Exercise |
Of all the lines in these entries, how many contain the string "Berenberg"? Give only that count.

<<<<

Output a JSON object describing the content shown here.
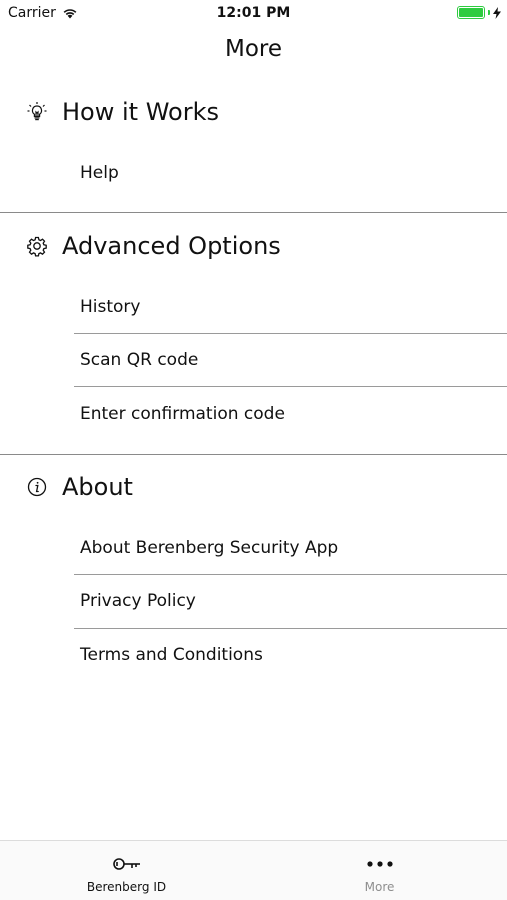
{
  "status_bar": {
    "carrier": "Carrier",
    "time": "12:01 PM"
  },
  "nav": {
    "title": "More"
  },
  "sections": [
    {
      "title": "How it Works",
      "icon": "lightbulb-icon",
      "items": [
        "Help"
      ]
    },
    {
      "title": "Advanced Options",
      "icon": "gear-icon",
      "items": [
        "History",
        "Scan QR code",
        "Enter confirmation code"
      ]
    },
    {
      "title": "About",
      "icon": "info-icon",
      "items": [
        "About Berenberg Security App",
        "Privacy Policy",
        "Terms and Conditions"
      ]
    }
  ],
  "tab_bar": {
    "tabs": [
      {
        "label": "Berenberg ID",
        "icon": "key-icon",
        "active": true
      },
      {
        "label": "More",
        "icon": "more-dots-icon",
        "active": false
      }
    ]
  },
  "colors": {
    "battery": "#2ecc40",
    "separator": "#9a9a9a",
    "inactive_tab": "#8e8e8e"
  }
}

>>>>

Response for this exercise |
2